__Records shown__
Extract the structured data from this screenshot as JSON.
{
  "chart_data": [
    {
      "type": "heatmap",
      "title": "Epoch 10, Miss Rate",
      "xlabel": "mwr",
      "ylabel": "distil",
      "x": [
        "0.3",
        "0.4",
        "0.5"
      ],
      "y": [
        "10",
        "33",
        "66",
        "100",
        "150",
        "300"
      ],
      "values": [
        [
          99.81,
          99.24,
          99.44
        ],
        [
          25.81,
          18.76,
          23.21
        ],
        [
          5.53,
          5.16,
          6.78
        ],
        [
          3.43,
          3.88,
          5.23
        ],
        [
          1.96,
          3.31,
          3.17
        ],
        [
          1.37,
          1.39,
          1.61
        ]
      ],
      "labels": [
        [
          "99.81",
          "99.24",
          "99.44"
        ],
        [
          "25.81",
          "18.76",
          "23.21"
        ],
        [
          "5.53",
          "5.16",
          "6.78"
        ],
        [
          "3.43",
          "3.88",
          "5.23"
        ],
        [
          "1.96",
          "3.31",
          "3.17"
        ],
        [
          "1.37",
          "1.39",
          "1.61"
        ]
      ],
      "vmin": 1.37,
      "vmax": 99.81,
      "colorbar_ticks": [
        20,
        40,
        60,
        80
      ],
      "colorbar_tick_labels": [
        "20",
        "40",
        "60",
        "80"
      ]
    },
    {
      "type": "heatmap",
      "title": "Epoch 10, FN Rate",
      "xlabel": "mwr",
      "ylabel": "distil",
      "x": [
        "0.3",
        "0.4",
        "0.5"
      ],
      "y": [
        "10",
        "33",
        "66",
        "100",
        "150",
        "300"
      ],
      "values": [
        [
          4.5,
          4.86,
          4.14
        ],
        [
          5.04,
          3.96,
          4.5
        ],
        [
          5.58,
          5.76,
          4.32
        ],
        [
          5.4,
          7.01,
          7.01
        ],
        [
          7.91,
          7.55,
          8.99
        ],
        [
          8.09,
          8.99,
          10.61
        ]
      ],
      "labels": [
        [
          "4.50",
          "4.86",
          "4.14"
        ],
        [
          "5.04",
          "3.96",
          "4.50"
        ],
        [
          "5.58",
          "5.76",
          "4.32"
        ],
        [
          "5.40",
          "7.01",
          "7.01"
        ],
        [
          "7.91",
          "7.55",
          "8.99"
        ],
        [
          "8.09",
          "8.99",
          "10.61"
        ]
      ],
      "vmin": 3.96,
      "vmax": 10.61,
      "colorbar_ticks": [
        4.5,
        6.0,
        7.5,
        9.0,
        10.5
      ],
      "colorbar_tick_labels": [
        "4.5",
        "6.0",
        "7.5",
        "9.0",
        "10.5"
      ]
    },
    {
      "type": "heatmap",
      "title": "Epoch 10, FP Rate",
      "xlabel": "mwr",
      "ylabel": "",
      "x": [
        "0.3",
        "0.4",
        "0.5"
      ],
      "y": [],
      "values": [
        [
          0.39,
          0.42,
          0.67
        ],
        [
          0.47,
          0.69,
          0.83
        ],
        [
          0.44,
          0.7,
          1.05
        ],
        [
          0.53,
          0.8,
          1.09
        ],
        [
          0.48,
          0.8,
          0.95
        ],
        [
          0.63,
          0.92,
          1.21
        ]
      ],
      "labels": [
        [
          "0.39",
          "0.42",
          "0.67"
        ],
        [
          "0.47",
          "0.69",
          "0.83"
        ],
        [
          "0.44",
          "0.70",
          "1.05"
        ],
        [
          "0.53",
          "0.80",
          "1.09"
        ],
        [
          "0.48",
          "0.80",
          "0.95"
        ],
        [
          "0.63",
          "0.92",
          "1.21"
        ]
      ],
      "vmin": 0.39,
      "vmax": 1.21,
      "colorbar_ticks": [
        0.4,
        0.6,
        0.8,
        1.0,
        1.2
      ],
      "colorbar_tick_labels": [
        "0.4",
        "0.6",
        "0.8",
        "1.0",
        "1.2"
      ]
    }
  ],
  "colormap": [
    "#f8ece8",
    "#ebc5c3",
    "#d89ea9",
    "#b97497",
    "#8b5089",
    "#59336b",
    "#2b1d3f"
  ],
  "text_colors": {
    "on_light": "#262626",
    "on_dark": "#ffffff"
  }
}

__Prompt__
Return every entry verbatim.

__Response below__
Extract the structured data from this screenshot as JSON.
{
  "chart_data": [
    {
      "type": "heatmap",
      "title": "Epoch 10, Miss Rate",
      "xlabel": "mwr",
      "ylabel": "distil",
      "x": [
        "0.3",
        "0.4",
        "0.5"
      ],
      "y": [
        "10",
        "33",
        "66",
        "100",
        "150",
        "300"
      ],
      "values": [
        [
          99.81,
          99.24,
          99.44
        ],
        [
          25.81,
          18.76,
          23.21
        ],
        [
          5.53,
          5.16,
          6.78
        ],
        [
          3.43,
          3.88,
          5.23
        ],
        [
          1.96,
          3.31,
          3.17
        ],
        [
          1.37,
          1.39,
          1.61
        ]
      ],
      "labels": [
        [
          "99.81",
          "99.24",
          "99.44"
        ],
        [
          "25.81",
          "18.76",
          "23.21"
        ],
        [
          "5.53",
          "5.16",
          "6.78"
        ],
        [
          "3.43",
          "3.88",
          "5.23"
        ],
        [
          "1.96",
          "3.31",
          "3.17"
        ],
        [
          "1.37",
          "1.39",
          "1.61"
        ]
      ],
      "vmin": 1.37,
      "vmax": 99.81,
      "colorbar_ticks": [
        20,
        40,
        60,
        80
      ],
      "colorbar_tick_labels": [
        "20",
        "40",
        "60",
        "80"
      ]
    },
    {
      "type": "heatmap",
      "title": "Epoch 10, FN Rate",
      "xlabel": "mwr",
      "ylabel": "distil",
      "x": [
        "0.3",
        "0.4",
        "0.5"
      ],
      "y": [
        "10",
        "33",
        "66",
        "100",
        "150",
        "300"
      ],
      "values": [
        [
          4.5,
          4.86,
          4.14
        ],
        [
          5.04,
          3.96,
          4.5
        ],
        [
          5.58,
          5.76,
          4.32
        ],
        [
          5.4,
          7.01,
          7.01
        ],
        [
          7.91,
          7.55,
          8.99
        ],
        [
          8.09,
          8.99,
          10.61
        ]
      ],
      "labels": [
        [
          "4.50",
          "4.86",
          "4.14"
        ],
        [
          "5.04",
          "3.96",
          "4.50"
        ],
        [
          "5.58",
          "5.76",
          "4.32"
        ],
        [
          "5.40",
          "7.01",
          "7.01"
        ],
        [
          "7.91",
          "7.55",
          "8.99"
        ],
        [
          "8.09",
          "8.99",
          "10.61"
        ]
      ],
      "vmin": 3.96,
      "vmax": 10.61,
      "colorbar_ticks": [
        4.5,
        6.0,
        7.5,
        9.0,
        10.5
      ],
      "colorbar_tick_labels": [
        "4.5",
        "6.0",
        "7.5",
        "9.0",
        "10.5"
      ]
    },
    {
      "type": "heatmap",
      "title": "Epoch 10, FP Rate",
      "xlabel": "mwr",
      "ylabel": "",
      "x": [
        "0.3",
        "0.4",
        "0.5"
      ],
      "y": [],
      "values": [
        [
          0.39,
          0.42,
          0.67
        ],
        [
          0.47,
          0.69,
          0.83
        ],
        [
          0.44,
          0.7,
          1.05
        ],
        [
          0.53,
          0.8,
          1.09
        ],
        [
          0.48,
          0.8,
          0.95
        ],
        [
          0.63,
          0.92,
          1.21
        ]
      ],
      "labels": [
        [
          "0.39",
          "0.42",
          "0.67"
        ],
        [
          "0.47",
          "0.69",
          "0.83"
        ],
        [
          "0.44",
          "0.70",
          "1.05"
        ],
        [
          "0.53",
          "0.80",
          "1.09"
        ],
        [
          "0.48",
          "0.80",
          "0.95"
        ],
        [
          "0.63",
          "0.92",
          "1.21"
        ]
      ],
      "vmin": 0.39,
      "vmax": 1.21,
      "colorbar_ticks": [
        0.4,
        0.6,
        0.8,
        1.0,
        1.2
      ],
      "colorbar_tick_labels": [
        "0.4",
        "0.6",
        "0.8",
        "1.0",
        "1.2"
      ]
    }
  ],
  "colormap": [
    "#f8ece8",
    "#ebc5c3",
    "#d89ea9",
    "#b97497",
    "#8b5089",
    "#59336b",
    "#2b1d3f"
  ],
  "text_colors": {
    "on_light": "#262626",
    "on_dark": "#ffffff"
  }
}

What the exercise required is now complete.